TASK OBJECTIVE: Each entry that follows is to be retyped exactly. Pictures do not belong in the copy.

DATA EXCERPTS:
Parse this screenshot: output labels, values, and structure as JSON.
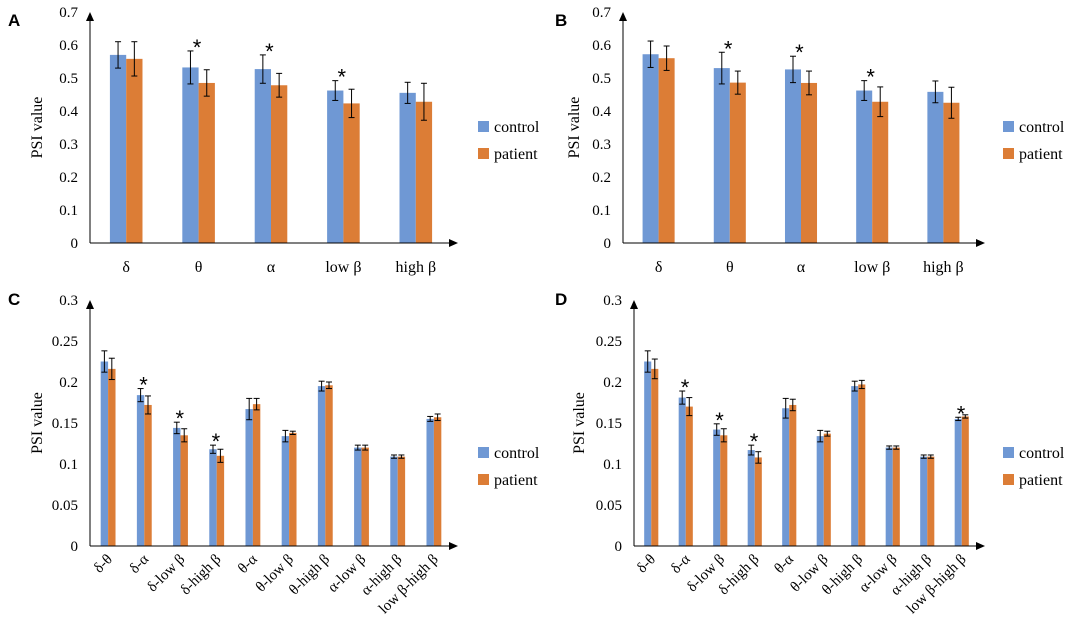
{
  "chart_data": [
    {
      "panel": "A",
      "type": "bar",
      "ylabel": "PSI value",
      "ylim": [
        0,
        0.7
      ],
      "yticks": [
        "0",
        "0.1",
        "0.2",
        "0.3",
        "0.4",
        "0.5",
        "0.6",
        "0.7"
      ],
      "categories": [
        "δ",
        "θ",
        "α",
        "low  β",
        "high β"
      ],
      "series": [
        {
          "name": "control",
          "color": "#6f98d4",
          "values": [
            0.57,
            0.532,
            0.527,
            0.462,
            0.455
          ],
          "errors": [
            0.04,
            0.05,
            0.043,
            0.03,
            0.032
          ]
        },
        {
          "name": "patient",
          "color": "#dc7d36",
          "values": [
            0.558,
            0.485,
            0.478,
            0.423,
            0.428
          ],
          "errors": [
            0.052,
            0.04,
            0.036,
            0.043,
            0.056
          ]
        }
      ],
      "significant": [
        false,
        true,
        true,
        true,
        false
      ],
      "star_label": "*"
    },
    {
      "panel": "B",
      "type": "bar",
      "ylabel": "PSI value",
      "ylim": [
        0,
        0.7
      ],
      "yticks": [
        "0",
        "0.1",
        "0.2",
        "0.3",
        "0.4",
        "0.5",
        "0.6",
        "0.7"
      ],
      "categories": [
        "δ",
        "θ",
        "α",
        "low  β",
        "high β"
      ],
      "series": [
        {
          "name": "control",
          "color": "#6f98d4",
          "values": [
            0.572,
            0.53,
            0.526,
            0.462,
            0.458
          ],
          "errors": [
            0.04,
            0.048,
            0.04,
            0.03,
            0.033
          ]
        },
        {
          "name": "patient",
          "color": "#dc7d36",
          "values": [
            0.56,
            0.486,
            0.485,
            0.428,
            0.425
          ],
          "errors": [
            0.037,
            0.035,
            0.036,
            0.045,
            0.047
          ]
        }
      ],
      "significant": [
        false,
        true,
        true,
        true,
        false
      ],
      "star_label": "*"
    },
    {
      "panel": "C",
      "type": "bar",
      "ylabel": "PSI value",
      "ylim": [
        0,
        0.3
      ],
      "yticks": [
        "0",
        "0.05",
        "0.1",
        "0.15",
        "0.2",
        "0.25",
        "0.3"
      ],
      "categories": [
        "δ-θ",
        "δ-α",
        "δ-low β",
        "δ-high β",
        "θ-α",
        "θ-low β",
        "θ-high β",
        "α-low β",
        "α-high β",
        "low β-high β"
      ],
      "series": [
        {
          "name": "control",
          "color": "#6f98d4",
          "values": [
            0.225,
            0.184,
            0.144,
            0.118,
            0.167,
            0.134,
            0.195,
            0.12,
            0.109,
            0.155
          ],
          "errors": [
            0.013,
            0.008,
            0.007,
            0.005,
            0.013,
            0.007,
            0.006,
            0.003,
            0.002,
            0.003
          ]
        },
        {
          "name": "patient",
          "color": "#dc7d36",
          "values": [
            0.216,
            0.172,
            0.135,
            0.11,
            0.173,
            0.138,
            0.196,
            0.12,
            0.109,
            0.157
          ],
          "errors": [
            0.013,
            0.011,
            0.008,
            0.008,
            0.007,
            0.002,
            0.004,
            0.003,
            0.002,
            0.004
          ]
        }
      ],
      "significant": [
        false,
        true,
        true,
        true,
        false,
        false,
        false,
        false,
        false,
        false
      ],
      "star_label": "*"
    },
    {
      "panel": "D",
      "type": "bar",
      "ylabel": "PSI value",
      "ylim": [
        0,
        0.3
      ],
      "yticks": [
        "0",
        "0.05",
        "0.1",
        "0.15",
        "0.2",
        "0.25",
        "0.3"
      ],
      "categories": [
        "δ-θ",
        "δ-α",
        "δ-low β",
        "δ-high β",
        "θ-α",
        "θ-low β",
        "θ-high β",
        "α-low β",
        "α-high β",
        "low β-high β"
      ],
      "series": [
        {
          "name": "control",
          "color": "#6f98d4",
          "values": [
            0.225,
            0.181,
            0.142,
            0.117,
            0.168,
            0.134,
            0.195,
            0.12,
            0.109,
            0.155
          ],
          "errors": [
            0.013,
            0.008,
            0.007,
            0.006,
            0.012,
            0.007,
            0.006,
            0.002,
            0.002,
            0.002
          ]
        },
        {
          "name": "patient",
          "color": "#dc7d36",
          "values": [
            0.216,
            0.17,
            0.135,
            0.108,
            0.172,
            0.137,
            0.197,
            0.12,
            0.109,
            0.158
          ],
          "errors": [
            0.012,
            0.011,
            0.008,
            0.007,
            0.007,
            0.003,
            0.005,
            0.002,
            0.002,
            0.002
          ]
        }
      ],
      "significant": [
        false,
        true,
        true,
        true,
        false,
        false,
        false,
        false,
        false,
        true
      ],
      "star_label": "*"
    }
  ]
}
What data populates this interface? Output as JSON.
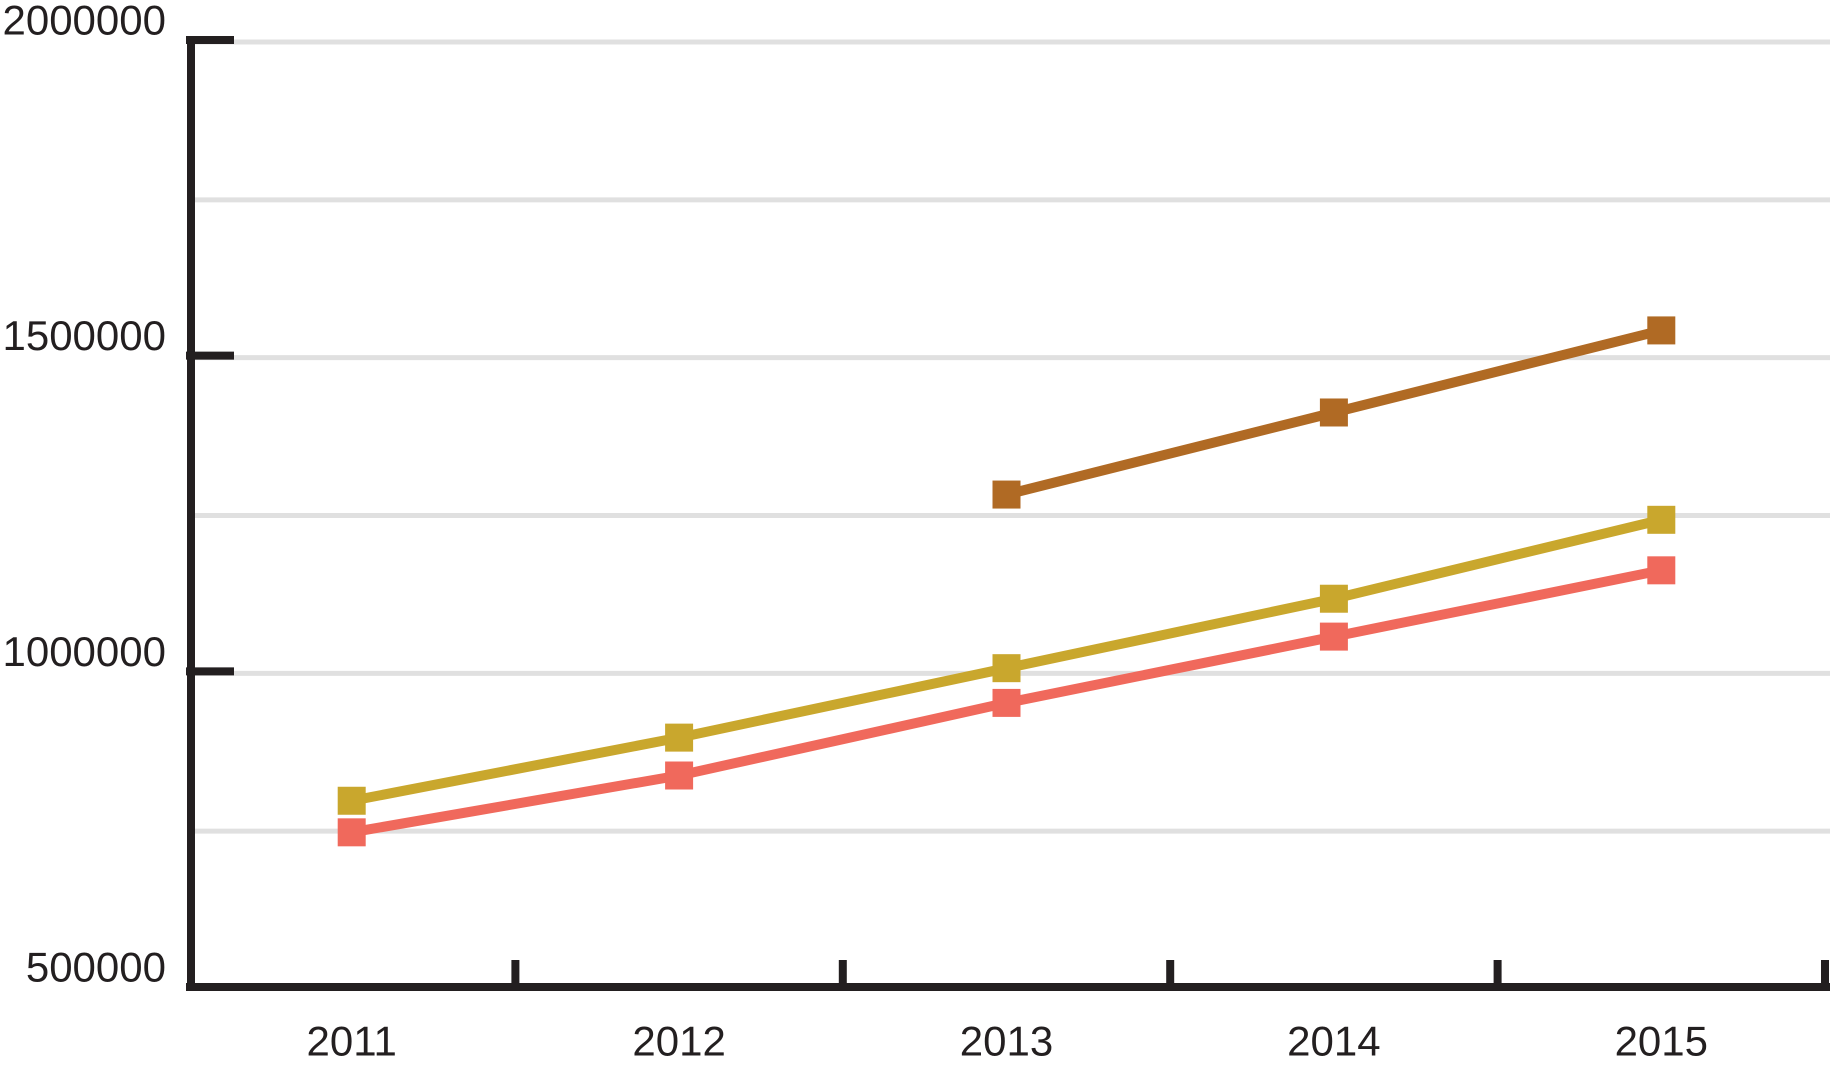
{
  "page": {
    "background": "#FFFFFF"
  },
  "chart_data": {
    "type": "line",
    "title": "",
    "xlabel": "",
    "ylabel": "",
    "categories": [
      "2011",
      "2012",
      "2013",
      "2014",
      "2015"
    ],
    "series": [
      {
        "name": "brown",
        "color": "#B06A24",
        "values": [
          null,
          null,
          1280000,
          1410000,
          1540000
        ]
      },
      {
        "name": "yellow",
        "color": "#C9A72D",
        "values": [
          795000,
          895000,
          1005000,
          1115000,
          1240000
        ]
      },
      {
        "name": "red",
        "color": "#F0695C",
        "values": [
          745000,
          835000,
          950000,
          1055000,
          1160000
        ]
      }
    ],
    "ylim": [
      500000,
      2000000
    ],
    "y_ticks": [
      500000,
      1000000,
      1500000,
      2000000
    ],
    "y_tick_labels": [
      "500000",
      "1000000",
      "1500000",
      "2000000"
    ],
    "gridline_interval": 250000,
    "grid": true,
    "legend": "none",
    "marker": "square",
    "axis_color": "#231F20",
    "grid_color": "#E0E0E0"
  }
}
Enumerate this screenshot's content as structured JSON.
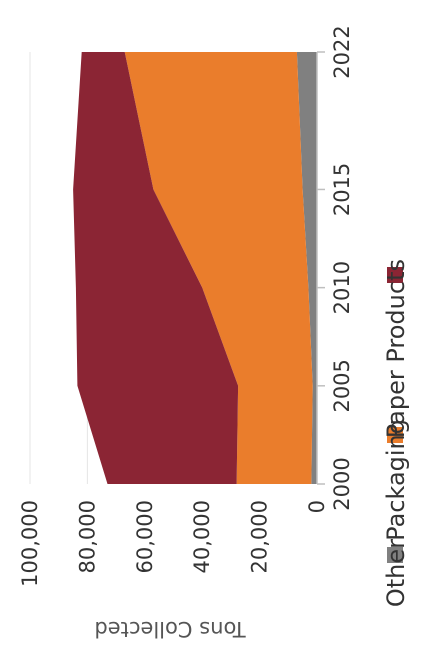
{
  "chart_data": {
    "type": "area",
    "stacked": true,
    "orientation": "rotated-90-clockwise",
    "title": "",
    "xlabel": "",
    "ylabel": "Tons Collected",
    "x": [
      2000,
      2005,
      2010,
      2015,
      2022
    ],
    "x_ticks": [
      "2000",
      "2005",
      "2010",
      "2015",
      "2022"
    ],
    "ylim": [
      0,
      100000
    ],
    "y_ticks": [
      "0",
      "20,000",
      "40,000",
      "60,000",
      "80,000",
      "100,000"
    ],
    "grid": true,
    "legend_position": "bottom",
    "series": [
      {
        "name": "Other",
        "color": "#808080",
        "values": [
          2000,
          1500,
          3000,
          5000,
          7000
        ]
      },
      {
        "name": "Packaging",
        "color": "#EA7D2C",
        "values": [
          26000,
          26000,
          37000,
          52000,
          60000
        ]
      },
      {
        "name": "Paper Products",
        "color": "#8B2534",
        "values": [
          45000,
          56000,
          44000,
          28000,
          15000
        ]
      }
    ]
  }
}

SOLUTION:
Parse this screenshot: output labels, values, and structure as JSON.
{
  "chart_data": [
    {
      "panel": "A",
      "type": "bar",
      "ylabel": "PSI value",
      "ylim": [
        0,
        0.7
      ],
      "yticks": [
        "0",
        "0.1",
        "0.2",
        "0.3",
        "0.4",
        "0.5",
        "0.6",
        "0.7"
      ],
      "categories": [
        "δ",
        "θ",
        "α",
        "low  β",
        "high β"
      ],
      "series": [
        {
          "name": "control",
          "color": "#6f98d4",
          "values": [
            0.57,
            0.532,
            0.527,
            0.462,
            0.455
          ],
          "errors": [
            0.04,
            0.05,
            0.043,
            0.03,
            0.032
          ]
        },
        {
          "name": "patient",
          "color": "#dc7d36",
          "values": [
            0.558,
            0.485,
            0.478,
            0.423,
            0.428
          ],
          "errors": [
            0.052,
            0.04,
            0.036,
            0.043,
            0.056
          ]
        }
      ],
      "significant": [
        false,
        true,
        true,
        true,
        false
      ],
      "star_label": "*"
    },
    {
      "panel": "B",
      "type": "bar",
      "ylabel": "PSI value",
      "ylim": [
        0,
        0.7
      ],
      "yticks": [
        "0",
        "0.1",
        "0.2",
        "0.3",
        "0.4",
        "0.5",
        "0.6",
        "0.7"
      ],
      "categories": [
        "δ",
        "θ",
        "α",
        "low  β",
        "high β"
      ],
      "series": [
        {
          "name": "control",
          "color": "#6f98d4",
          "values": [
            0.572,
            0.53,
            0.526,
            0.462,
            0.458
          ],
          "errors": [
            0.04,
            0.048,
            0.04,
            0.03,
            0.033
          ]
        },
        {
          "name": "patient",
          "color": "#dc7d36",
          "values": [
            0.56,
            0.486,
            0.485,
            0.428,
            0.425
          ],
          "errors": [
            0.037,
            0.035,
            0.036,
            0.045,
            0.047
          ]
        }
      ],
      "significant": [
        false,
        true,
        true,
        true,
        false
      ],
      "star_label": "*"
    },
    {
      "panel": "C",
      "type": "bar",
      "ylabel": "PSI value",
      "ylim": [
        0,
        0.3
      ],
      "yticks": [
        "0",
        "0.05",
        "0.1",
        "0.15",
        "0.2",
        "0.25",
        "0.3"
      ],
      "categories": [
        "δ-θ",
        "δ-α",
        "δ-low β",
        "δ-high β",
        "θ-α",
        "θ-low β",
        "θ-high β",
        "α-low β",
        "α-high β",
        "low β-high β"
      ],
      "series": [
        {
          "name": "control",
          "color": "#6f98d4",
          "values": [
            0.225,
            0.184,
            0.144,
            0.118,
            0.167,
            0.134,
            0.195,
            0.12,
            0.109,
            0.155
          ],
          "errors": [
            0.013,
            0.008,
            0.007,
            0.005,
            0.013,
            0.007,
            0.006,
            0.003,
            0.002,
            0.003
          ]
        },
        {
          "name": "patient",
          "color": "#dc7d36",
          "values": [
            0.216,
            0.172,
            0.135,
            0.11,
            0.173,
            0.138,
            0.196,
            0.12,
            0.109,
            0.157
          ],
          "errors": [
            0.013,
            0.011,
            0.008,
            0.008,
            0.007,
            0.002,
            0.004,
            0.003,
            0.002,
            0.004
          ]
        }
      ],
      "significant": [
        false,
        true,
        true,
        true,
        false,
        false,
        false,
        false,
        false,
        false
      ],
      "star_label": "*"
    },
    {
      "panel": "D",
      "type": "bar",
      "ylabel": "PSI value",
      "ylim": [
        0,
        0.3
      ],
      "yticks": [
        "0",
        "0.05",
        "0.1",
        "0.15",
        "0.2",
        "0.25",
        "0.3"
      ],
      "categories": [
        "δ-θ",
        "δ-α",
        "δ-low β",
        "δ-high β",
        "θ-α",
        "θ-low β",
        "θ-high β",
        "α-low β",
        "α-high β",
        "low β-high β"
      ],
      "series": [
        {
          "name": "control",
          "color": "#6f98d4",
          "values": [
            0.225,
            0.181,
            0.142,
            0.117,
            0.168,
            0.134,
            0.195,
            0.12,
            0.109,
            0.155
          ],
          "errors": [
            0.013,
            0.008,
            0.007,
            0.006,
            0.012,
            0.007,
            0.006,
            0.002,
            0.002,
            0.002
          ]
        },
        {
          "name": "patient",
          "color": "#dc7d36",
          "values": [
            0.216,
            0.17,
            0.135,
            0.108,
            0.172,
            0.137,
            0.197,
            0.12,
            0.109,
            0.158
          ],
          "errors": [
            0.012,
            0.011,
            0.008,
            0.007,
            0.007,
            0.003,
            0.005,
            0.002,
            0.002,
            0.002
          ]
        }
      ],
      "significant": [
        false,
        true,
        true,
        true,
        false,
        false,
        false,
        false,
        false,
        true
      ],
      "star_label": "*"
    }
  ]
}
What data populates this interface? Output as JSON.
{
  "page": {
    "background": "#FFFFFF"
  },
  "chart_data": {
    "type": "line",
    "title": "",
    "xlabel": "",
    "ylabel": "",
    "categories": [
      "2011",
      "2012",
      "2013",
      "2014",
      "2015"
    ],
    "series": [
      {
        "name": "brown",
        "color": "#B06A24",
        "values": [
          null,
          null,
          1280000,
          1410000,
          1540000
        ]
      },
      {
        "name": "yellow",
        "color": "#C9A72D",
        "values": [
          795000,
          895000,
          1005000,
          1115000,
          1240000
        ]
      },
      {
        "name": "red",
        "color": "#F0695C",
        "values": [
          745000,
          835000,
          950000,
          1055000,
          1160000
        ]
      }
    ],
    "ylim": [
      500000,
      2000000
    ],
    "y_ticks": [
      500000,
      1000000,
      1500000,
      2000000
    ],
    "y_tick_labels": [
      "500000",
      "1000000",
      "1500000",
      "2000000"
    ],
    "gridline_interval": 250000,
    "grid": true,
    "legend": "none",
    "marker": "square",
    "axis_color": "#231F20",
    "grid_color": "#E0E0E0"
  }
}
Enumerate this screenshot's content as structured JSON.
{
  "chart_data": {
    "type": "area",
    "stacked": true,
    "orientation": "rotated-90-clockwise",
    "title": "",
    "xlabel": "",
    "ylabel": "Tons Collected",
    "x": [
      2000,
      2005,
      2010,
      2015,
      2022
    ],
    "x_ticks": [
      "2000",
      "2005",
      "2010",
      "2015",
      "2022"
    ],
    "ylim": [
      0,
      100000
    ],
    "y_ticks": [
      "0",
      "20,000",
      "40,000",
      "60,000",
      "80,000",
      "100,000"
    ],
    "grid": true,
    "legend_position": "bottom",
    "series": [
      {
        "name": "Other",
        "color": "#808080",
        "values": [
          2000,
          1500,
          3000,
          5000,
          7000
        ]
      },
      {
        "name": "Packaging",
        "color": "#EA7D2C",
        "values": [
          26000,
          26000,
          37000,
          52000,
          60000
        ]
      },
      {
        "name": "Paper Products",
        "color": "#8B2534",
        "values": [
          45000,
          56000,
          44000,
          28000,
          15000
        ]
      }
    ]
  }
}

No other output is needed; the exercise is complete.